Directions for this task → Transcribe the records in full, keeping every character as it is.

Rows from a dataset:
--- begin ---
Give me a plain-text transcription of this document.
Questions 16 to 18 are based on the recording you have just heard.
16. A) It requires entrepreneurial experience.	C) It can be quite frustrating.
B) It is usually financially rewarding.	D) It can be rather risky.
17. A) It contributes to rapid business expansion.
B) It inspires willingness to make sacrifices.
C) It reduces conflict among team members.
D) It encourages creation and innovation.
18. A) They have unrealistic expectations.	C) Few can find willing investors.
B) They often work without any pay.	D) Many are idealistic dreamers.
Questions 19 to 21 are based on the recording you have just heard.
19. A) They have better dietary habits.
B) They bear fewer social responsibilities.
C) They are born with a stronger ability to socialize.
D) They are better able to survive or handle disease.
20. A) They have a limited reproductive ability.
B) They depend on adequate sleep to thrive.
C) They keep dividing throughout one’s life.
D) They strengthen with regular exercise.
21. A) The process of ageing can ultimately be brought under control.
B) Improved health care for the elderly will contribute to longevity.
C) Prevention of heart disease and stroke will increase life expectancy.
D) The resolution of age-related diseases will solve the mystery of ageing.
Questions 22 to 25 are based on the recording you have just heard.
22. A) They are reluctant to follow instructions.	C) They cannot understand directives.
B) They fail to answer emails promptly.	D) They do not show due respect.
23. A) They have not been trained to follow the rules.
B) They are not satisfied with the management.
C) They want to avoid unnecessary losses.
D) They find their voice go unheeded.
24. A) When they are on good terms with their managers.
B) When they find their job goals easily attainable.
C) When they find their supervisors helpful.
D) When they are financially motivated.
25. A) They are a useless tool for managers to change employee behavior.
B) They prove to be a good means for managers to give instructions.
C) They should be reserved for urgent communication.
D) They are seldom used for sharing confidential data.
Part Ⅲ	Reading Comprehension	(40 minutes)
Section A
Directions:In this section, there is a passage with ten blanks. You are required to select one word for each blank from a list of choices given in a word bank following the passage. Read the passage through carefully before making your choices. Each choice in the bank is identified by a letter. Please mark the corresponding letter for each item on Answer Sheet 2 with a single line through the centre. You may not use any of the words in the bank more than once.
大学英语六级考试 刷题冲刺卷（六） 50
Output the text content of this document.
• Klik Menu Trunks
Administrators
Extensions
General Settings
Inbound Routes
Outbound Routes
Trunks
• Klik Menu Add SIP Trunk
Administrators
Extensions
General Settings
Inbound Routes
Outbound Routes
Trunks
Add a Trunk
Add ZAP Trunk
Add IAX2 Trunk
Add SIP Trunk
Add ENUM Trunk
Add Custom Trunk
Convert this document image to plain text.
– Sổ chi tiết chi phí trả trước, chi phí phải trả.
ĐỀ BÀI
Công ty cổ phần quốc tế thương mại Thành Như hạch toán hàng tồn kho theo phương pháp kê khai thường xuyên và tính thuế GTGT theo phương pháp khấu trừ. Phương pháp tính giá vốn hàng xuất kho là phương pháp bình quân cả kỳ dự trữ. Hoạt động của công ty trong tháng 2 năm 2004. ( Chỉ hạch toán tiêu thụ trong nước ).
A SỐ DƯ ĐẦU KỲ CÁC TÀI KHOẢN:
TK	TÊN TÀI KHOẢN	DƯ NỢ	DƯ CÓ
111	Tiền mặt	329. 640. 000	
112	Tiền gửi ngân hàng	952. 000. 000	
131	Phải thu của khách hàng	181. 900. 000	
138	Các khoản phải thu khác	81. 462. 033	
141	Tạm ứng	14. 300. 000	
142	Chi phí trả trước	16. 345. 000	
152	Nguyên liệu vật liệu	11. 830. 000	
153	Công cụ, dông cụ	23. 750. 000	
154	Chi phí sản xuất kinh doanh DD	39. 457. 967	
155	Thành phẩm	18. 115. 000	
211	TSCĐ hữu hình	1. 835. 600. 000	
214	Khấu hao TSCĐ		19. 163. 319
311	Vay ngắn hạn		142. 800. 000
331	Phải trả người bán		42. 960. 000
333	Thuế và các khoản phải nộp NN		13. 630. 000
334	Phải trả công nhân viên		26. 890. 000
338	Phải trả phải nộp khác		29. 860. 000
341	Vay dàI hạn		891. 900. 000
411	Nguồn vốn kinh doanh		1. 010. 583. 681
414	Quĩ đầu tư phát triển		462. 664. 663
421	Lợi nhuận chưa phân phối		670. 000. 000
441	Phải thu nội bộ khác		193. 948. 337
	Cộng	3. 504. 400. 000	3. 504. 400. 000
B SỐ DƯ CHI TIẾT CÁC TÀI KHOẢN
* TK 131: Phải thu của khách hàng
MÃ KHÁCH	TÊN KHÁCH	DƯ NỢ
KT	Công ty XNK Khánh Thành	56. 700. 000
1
--- end ---
Solution to this problem →
Give me a plain-text transcription of this document.
Questions 16 to 18 are based on the recording you have just heard.
16. A) It requires entrepreneurial experience.	C) It can be quite frustrating.
B) It is usually financially rewarding.	D) It can be rather risky.
17. A) It contributes to rapid business expansion.
B) It inspires willingness to make sacrifices.
C) It reduces conflict among team members.
D) It encourages creation and innovation.
18. A) They have unrealistic expectations.	C) Few can find willing investors.
B) They often work without any pay.	D) Many are idealistic dreamers.
Questions 19 to 21 are based on the recording you have just heard.
19. A) They have better dietary habits.
B) They bear fewer social responsibilities.
C) They are born with a stronger ability to socialize.
D) They are better able to survive or handle disease.
20. A) They have a limited reproductive ability.
B) They depend on adequate sleep to thrive.
C) They keep dividing throughout one’s life.
D) They strengthen with regular exercise.
21. A) The process of ageing can ultimately be brought under control.
B) Improved health care for the elderly will contribute to longevity.
C) Prevention of heart disease and stroke will increase life expectancy.
D) The resolution of age-related diseases will solve the mystery of ageing.
Questions 22 to 25 are based on the recording you have just heard.
22. A) They are reluctant to follow instructions.	C) They cannot understand directives.
B) They fail to answer emails promptly.	D) They do not show due respect.
23. A) They have not been trained to follow the rules.
B) They are not satisfied with the management.
C) They want to avoid unnecessary losses.
D) They find their voice go unheeded.
24. A) When they are on good terms with their managers.
B) When they find their job goals easily attainable.
C) When they find their supervisors helpful.
D) When they are financially motivated.
25. A) They are a useless tool for managers to change employee behavior.
B) They prove to be a good means for managers to give instructions.
C) They should be reserved for urgent communication.
D) They are seldom used for sharing confidential data.
Part Ⅲ	Reading Comprehension	(40 minutes)
Section A
Directions:In this section, there is a passage with ten blanks. You are required to select one word for each blank from a list of choices given in a word bank following the passage. Read the passage through carefully before making your choices. Each choice in the bank is identified by a letter. Please mark the corresponding letter for each item on Answer Sheet 2 with a single line through the centre. You may not use any of the words in the bank more than once.
大学英语六级考试 刷题冲刺卷（六） 50
Output the text content of this document.
• Klik Menu Trunks
Administrators
Extensions
General Settings
Inbound Routes
Outbound Routes
Trunks
• Klik Menu Add SIP Trunk
Administrators
Extensions
General Settings
Inbound Routes
Outbound Routes
Trunks
Add a Trunk
Add ZAP Trunk
Add IAX2 Trunk
Add SIP Trunk
Add ENUM Trunk
Add Custom Trunk
Convert this document image to plain text.
– Sổ chi tiết chi phí trả trước, chi phí phải trả.
ĐỀ BÀI
Công ty cổ phần quốc tế thương mại Thành Như hạch toán hàng tồn kho theo phương pháp kê khai thường xuyên và tính thuế GTGT theo phương pháp khấu trừ. Phương pháp tính giá vốn hàng xuất kho là phương pháp bình quân cả kỳ dự trữ. Hoạt động của công ty trong tháng 2 năm 2004. ( Chỉ hạch toán tiêu thụ trong nước ).
A SỐ DƯ ĐẦU KỲ CÁC TÀI KHOẢN:
TK	TÊN TÀI KHOẢN	DƯ NỢ	DƯ CÓ
111	Tiền mặt	329. 640. 000	
112	Tiền gửi ngân hàng	952. 000. 000	
131	Phải thu của khách hàng	181. 900. 000	
138	Các khoản phải thu khác	81. 462. 033	
141	Tạm ứng	14. 300. 000	
142	Chi phí trả trước	16. 345. 000	
152	Nguyên liệu vật liệu	11. 830. 000	
153	Công cụ, dông cụ	23. 750. 000	
154	Chi phí sản xuất kinh doanh DD	39. 457. 967	
155	Thành phẩm	18. 115. 000	
211	TSCĐ hữu hình	1. 835. 600. 000	
214	Khấu hao TSCĐ		19. 163. 319
311	Vay ngắn hạn		142. 800. 000
331	Phải trả người bán		42. 960. 000
333	Thuế và các khoản phải nộp NN		13. 630. 000
334	Phải trả công nhân viên		26. 890. 000
338	Phải trả phải nộp khác		29. 860. 000
341	Vay dàI hạn		891. 900. 000
411	Nguồn vốn kinh doanh		1. 010. 583. 681
414	Quĩ đầu tư phát triển		462. 664. 663
421	Lợi nhuận chưa phân phối		670. 000. 000
441	Phải thu nội bộ khác		193. 948. 337
	Cộng	3. 504. 400. 000	3. 504. 400. 000
B SỐ DƯ CHI TIẾT CÁC TÀI KHOẢN
* TK 131: Phải thu của khách hàng
MÃ KHÁCH	TÊN KHÁCH	DƯ NỢ
KT	Công ty XNK Khánh Thành	56. 700. 000
1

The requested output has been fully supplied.